+++ RECORDS FOR THE TASK +++
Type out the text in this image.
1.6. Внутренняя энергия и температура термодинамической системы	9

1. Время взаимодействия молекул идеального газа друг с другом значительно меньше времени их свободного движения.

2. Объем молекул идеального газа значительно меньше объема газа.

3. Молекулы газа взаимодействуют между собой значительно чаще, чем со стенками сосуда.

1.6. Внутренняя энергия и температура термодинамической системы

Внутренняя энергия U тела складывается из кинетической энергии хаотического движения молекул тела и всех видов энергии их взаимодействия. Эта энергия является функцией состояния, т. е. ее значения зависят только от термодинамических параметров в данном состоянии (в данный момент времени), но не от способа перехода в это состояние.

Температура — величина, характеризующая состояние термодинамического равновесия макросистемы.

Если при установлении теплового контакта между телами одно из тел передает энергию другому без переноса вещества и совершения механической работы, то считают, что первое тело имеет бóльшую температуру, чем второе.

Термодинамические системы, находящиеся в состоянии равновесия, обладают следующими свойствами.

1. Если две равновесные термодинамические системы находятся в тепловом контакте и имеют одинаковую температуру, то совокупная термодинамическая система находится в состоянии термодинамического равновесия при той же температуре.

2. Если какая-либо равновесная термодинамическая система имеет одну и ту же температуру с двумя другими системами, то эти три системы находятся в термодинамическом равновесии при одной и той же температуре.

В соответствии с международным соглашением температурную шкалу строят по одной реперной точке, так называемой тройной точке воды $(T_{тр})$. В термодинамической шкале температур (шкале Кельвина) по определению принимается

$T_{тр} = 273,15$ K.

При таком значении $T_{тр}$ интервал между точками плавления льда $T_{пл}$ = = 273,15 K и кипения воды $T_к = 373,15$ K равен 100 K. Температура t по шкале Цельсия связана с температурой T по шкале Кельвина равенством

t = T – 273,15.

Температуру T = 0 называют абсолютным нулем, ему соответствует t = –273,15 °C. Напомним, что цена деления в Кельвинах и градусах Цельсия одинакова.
+++
Copy every line of the entries above in which "состоянии" occurs.

FINAL ANSWER:
Внутренняя энергия U тела складывается из кинетической энергии хаотического движения молекул тела и всех видов энергии их взаимодействия. Эта энергия является функцией состояния, т. е. ее значения зависят только от термодинамических параметров в данном состоянии (в данный момент времени), но не от способа перехода в это состояние.
Термодинамические системы, находящиеся в состоянии равновесия, обладают следующими свойствами.
1. Если две равновесные термодинамические системы находятся в тепловом контакте и имеют одинаковую температуру, то совокупная термодинамическая система находится в состоянии термодинамического равновесия при той же температуре.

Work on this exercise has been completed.